* [EXERCISE DATA]:
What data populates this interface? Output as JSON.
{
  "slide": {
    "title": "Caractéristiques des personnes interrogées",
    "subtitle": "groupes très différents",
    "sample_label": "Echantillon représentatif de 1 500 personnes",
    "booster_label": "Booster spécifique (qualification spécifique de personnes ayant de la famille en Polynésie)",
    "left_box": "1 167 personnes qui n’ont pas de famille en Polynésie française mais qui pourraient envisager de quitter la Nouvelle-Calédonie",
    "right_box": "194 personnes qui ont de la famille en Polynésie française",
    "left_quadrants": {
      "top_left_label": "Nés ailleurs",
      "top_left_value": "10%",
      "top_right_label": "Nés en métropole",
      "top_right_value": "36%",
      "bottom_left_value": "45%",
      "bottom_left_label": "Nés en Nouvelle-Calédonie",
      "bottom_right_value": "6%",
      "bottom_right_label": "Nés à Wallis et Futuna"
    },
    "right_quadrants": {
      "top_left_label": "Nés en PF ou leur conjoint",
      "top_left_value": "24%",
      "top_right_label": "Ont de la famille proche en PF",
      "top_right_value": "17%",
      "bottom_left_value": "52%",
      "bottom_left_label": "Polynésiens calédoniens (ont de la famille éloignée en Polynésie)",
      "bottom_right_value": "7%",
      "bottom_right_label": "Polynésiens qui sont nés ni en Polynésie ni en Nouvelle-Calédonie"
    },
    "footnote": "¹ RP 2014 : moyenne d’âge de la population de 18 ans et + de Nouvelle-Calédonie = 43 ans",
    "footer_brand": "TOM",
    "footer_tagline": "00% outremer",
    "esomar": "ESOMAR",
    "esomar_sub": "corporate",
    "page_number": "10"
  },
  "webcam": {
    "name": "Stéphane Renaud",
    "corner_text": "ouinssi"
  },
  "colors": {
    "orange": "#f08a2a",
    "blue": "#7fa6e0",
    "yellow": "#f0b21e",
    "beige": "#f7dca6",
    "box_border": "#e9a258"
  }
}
==
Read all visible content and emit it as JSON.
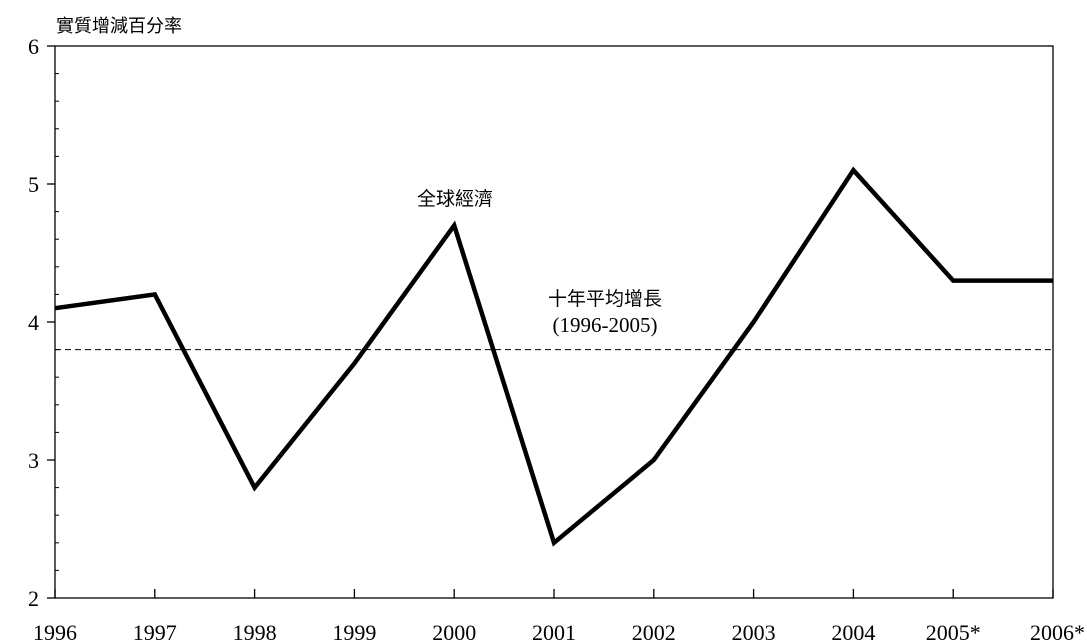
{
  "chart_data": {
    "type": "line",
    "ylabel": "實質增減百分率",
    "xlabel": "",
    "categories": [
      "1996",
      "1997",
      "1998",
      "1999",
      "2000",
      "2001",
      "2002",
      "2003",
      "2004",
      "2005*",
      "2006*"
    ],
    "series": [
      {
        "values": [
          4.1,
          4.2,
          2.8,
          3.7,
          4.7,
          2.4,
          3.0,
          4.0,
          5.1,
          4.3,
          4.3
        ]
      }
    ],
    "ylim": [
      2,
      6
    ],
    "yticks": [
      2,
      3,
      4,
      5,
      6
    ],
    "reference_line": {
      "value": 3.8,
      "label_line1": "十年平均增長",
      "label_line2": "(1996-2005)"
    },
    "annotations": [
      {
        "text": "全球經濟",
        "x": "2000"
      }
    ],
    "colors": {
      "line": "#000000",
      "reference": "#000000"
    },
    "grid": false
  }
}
---
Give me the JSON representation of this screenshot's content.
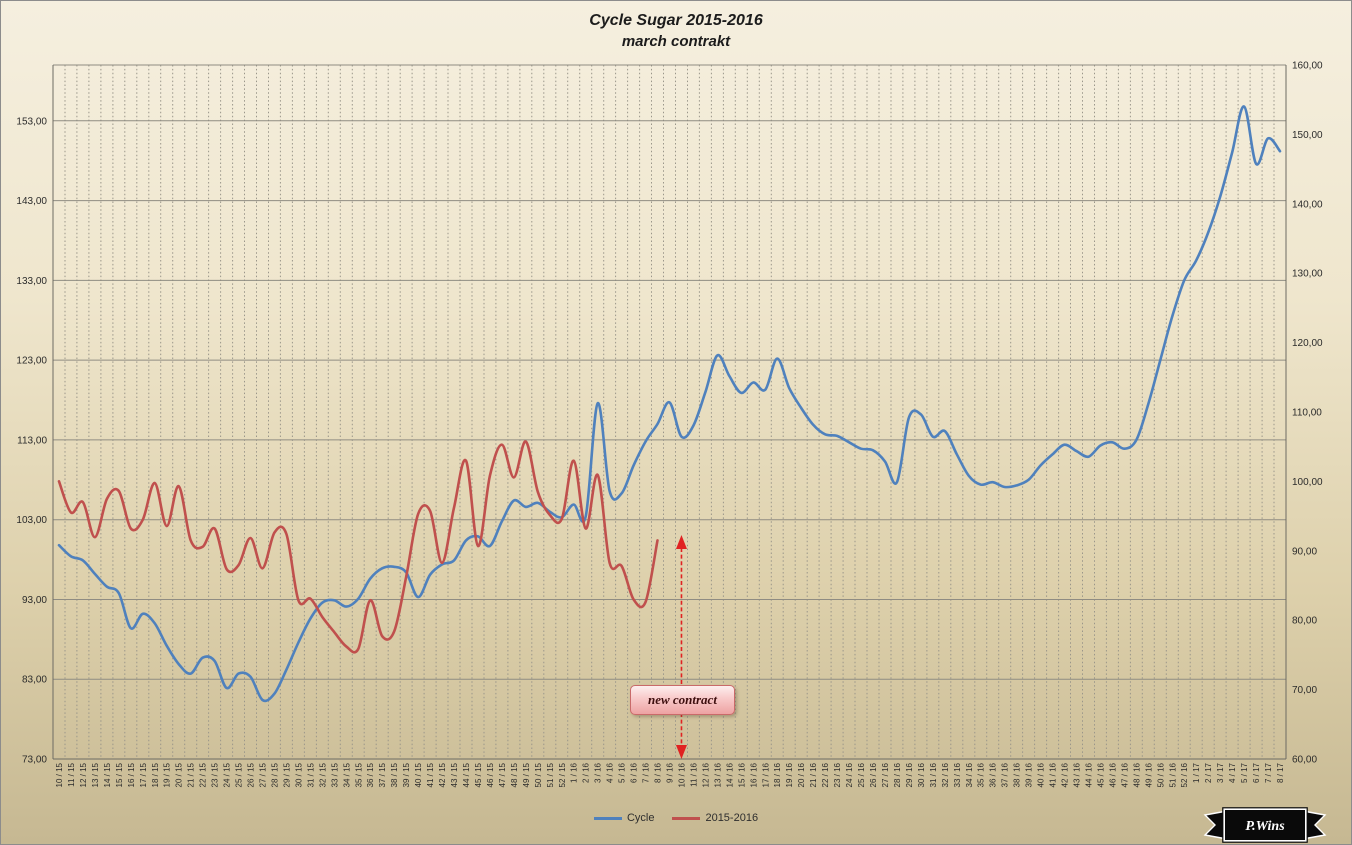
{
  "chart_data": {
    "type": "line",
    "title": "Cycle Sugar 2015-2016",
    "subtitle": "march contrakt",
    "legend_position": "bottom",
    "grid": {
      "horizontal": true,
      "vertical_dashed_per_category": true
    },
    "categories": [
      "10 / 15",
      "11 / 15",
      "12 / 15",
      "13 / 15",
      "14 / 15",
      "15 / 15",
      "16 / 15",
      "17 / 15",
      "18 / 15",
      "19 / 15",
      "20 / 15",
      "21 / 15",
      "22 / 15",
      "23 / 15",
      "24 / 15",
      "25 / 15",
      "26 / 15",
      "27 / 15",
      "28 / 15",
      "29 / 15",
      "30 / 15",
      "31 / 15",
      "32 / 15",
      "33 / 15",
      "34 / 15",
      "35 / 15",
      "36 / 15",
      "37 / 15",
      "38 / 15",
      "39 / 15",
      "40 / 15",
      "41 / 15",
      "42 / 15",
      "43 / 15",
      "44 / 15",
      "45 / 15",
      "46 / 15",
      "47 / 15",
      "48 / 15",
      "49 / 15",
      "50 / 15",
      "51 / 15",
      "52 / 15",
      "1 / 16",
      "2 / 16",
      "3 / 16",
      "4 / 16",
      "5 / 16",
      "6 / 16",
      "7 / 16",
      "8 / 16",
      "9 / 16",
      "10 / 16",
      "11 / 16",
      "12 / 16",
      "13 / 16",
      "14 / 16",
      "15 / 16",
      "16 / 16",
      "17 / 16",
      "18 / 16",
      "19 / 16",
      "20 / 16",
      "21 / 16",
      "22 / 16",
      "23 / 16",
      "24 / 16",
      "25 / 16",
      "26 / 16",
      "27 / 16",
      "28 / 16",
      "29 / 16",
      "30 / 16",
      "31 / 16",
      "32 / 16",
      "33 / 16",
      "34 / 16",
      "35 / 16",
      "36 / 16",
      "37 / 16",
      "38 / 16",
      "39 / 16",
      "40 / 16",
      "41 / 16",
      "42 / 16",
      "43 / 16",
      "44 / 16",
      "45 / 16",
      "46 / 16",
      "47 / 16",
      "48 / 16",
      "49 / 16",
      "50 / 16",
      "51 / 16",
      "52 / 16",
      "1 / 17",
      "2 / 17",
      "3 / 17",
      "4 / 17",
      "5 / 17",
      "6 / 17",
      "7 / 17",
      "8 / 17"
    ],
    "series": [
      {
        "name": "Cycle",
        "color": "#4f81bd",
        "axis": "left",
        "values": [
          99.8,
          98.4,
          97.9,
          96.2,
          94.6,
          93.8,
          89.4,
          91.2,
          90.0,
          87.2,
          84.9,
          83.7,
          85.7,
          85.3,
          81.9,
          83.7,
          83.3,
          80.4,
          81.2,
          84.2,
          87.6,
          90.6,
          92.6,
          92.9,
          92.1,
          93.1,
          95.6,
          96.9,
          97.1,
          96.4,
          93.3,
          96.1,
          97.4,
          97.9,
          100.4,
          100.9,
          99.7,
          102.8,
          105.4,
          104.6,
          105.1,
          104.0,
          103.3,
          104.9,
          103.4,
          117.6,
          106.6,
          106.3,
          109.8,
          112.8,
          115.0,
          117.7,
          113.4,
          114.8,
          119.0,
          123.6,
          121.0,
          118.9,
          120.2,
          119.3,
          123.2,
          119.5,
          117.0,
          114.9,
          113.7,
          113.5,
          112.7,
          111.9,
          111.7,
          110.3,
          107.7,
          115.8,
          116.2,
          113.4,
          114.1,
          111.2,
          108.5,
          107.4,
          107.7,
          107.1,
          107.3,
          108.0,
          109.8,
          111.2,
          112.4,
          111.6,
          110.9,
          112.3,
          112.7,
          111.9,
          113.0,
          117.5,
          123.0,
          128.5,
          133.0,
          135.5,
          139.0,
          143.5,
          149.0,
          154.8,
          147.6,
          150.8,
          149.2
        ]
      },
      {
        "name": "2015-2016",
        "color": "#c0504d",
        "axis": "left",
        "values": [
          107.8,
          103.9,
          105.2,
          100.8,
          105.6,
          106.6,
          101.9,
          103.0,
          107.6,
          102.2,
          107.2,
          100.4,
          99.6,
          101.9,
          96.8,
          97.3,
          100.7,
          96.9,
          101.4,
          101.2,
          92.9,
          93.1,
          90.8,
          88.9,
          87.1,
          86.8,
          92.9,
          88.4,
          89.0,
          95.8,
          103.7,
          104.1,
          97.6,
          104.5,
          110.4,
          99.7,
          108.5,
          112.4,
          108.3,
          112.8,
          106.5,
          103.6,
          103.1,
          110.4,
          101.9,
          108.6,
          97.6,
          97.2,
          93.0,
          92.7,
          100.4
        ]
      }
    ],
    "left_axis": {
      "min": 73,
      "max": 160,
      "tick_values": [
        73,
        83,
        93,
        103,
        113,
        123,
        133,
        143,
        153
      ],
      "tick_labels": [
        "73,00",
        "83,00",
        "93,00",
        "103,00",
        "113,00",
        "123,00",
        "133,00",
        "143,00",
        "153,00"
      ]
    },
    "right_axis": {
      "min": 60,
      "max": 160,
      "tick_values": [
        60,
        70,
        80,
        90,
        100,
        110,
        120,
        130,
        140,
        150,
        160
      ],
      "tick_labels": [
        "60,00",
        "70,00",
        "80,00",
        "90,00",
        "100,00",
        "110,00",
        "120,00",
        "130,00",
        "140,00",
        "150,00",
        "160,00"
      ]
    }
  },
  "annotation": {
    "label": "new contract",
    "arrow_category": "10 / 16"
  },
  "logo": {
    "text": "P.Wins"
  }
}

* [SET TASK]: Reply with the number of lines in the material above that contain "personnes", and nothing more.

* [FINISHED ANSWER]: 5